RECORD EXTRACTS:

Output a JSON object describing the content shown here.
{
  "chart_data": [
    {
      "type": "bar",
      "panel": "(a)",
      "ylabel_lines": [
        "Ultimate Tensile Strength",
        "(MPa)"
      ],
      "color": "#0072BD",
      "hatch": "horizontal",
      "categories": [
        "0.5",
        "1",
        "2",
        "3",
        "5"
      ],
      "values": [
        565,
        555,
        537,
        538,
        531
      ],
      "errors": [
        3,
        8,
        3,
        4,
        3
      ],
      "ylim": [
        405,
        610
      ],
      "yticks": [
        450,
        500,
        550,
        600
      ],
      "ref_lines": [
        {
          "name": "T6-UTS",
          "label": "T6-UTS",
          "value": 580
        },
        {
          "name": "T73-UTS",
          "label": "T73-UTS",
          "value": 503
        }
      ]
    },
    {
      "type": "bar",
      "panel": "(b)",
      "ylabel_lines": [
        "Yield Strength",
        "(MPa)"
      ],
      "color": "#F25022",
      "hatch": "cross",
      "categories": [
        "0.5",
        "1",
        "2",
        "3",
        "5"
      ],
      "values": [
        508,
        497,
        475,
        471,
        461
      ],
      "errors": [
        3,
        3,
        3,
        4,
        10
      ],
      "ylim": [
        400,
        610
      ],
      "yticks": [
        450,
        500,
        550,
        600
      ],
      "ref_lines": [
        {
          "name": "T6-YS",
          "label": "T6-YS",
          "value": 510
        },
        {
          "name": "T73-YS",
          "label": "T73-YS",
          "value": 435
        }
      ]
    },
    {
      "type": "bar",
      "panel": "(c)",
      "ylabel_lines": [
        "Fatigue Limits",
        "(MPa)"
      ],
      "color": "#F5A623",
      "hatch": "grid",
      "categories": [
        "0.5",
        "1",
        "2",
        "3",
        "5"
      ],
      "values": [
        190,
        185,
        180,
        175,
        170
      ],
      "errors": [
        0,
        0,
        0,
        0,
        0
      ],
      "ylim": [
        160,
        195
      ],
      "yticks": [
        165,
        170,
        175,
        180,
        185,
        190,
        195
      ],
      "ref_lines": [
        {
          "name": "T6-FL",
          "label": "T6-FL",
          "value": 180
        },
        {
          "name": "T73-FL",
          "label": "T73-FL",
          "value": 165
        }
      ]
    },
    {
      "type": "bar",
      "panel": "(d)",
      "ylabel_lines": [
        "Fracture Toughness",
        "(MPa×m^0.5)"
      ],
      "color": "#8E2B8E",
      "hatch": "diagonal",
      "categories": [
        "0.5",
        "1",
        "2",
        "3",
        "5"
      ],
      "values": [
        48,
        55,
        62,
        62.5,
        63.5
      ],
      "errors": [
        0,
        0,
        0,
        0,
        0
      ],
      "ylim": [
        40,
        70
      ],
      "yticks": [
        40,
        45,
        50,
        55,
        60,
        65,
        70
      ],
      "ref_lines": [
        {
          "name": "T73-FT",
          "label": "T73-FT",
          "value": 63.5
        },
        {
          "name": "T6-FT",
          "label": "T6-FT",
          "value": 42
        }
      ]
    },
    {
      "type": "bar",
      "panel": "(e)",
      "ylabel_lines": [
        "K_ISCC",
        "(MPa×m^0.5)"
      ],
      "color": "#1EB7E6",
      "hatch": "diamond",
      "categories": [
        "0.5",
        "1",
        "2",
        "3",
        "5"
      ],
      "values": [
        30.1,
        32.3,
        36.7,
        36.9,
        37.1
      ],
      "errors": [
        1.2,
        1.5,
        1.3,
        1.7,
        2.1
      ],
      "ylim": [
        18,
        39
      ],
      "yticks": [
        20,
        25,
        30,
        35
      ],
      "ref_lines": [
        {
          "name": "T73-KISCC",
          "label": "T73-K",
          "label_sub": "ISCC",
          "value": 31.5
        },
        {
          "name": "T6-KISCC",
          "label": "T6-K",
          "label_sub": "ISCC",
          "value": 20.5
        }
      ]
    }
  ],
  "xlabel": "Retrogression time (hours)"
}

THE REQUEST: Copy out every line holding the string "name".

FULL ANSWER:
          "name": "T6-UTS",
          "name": "T73-UTS",
          "name": "T6-YS",
          "name": "T73-YS",
          "name": "T6-FL",
          "name": "T73-FL",
          "name": "T73-FT",
          "name": "T6-FT",
          "name": "T73-KISCC",
          "name": "T6-KISCC",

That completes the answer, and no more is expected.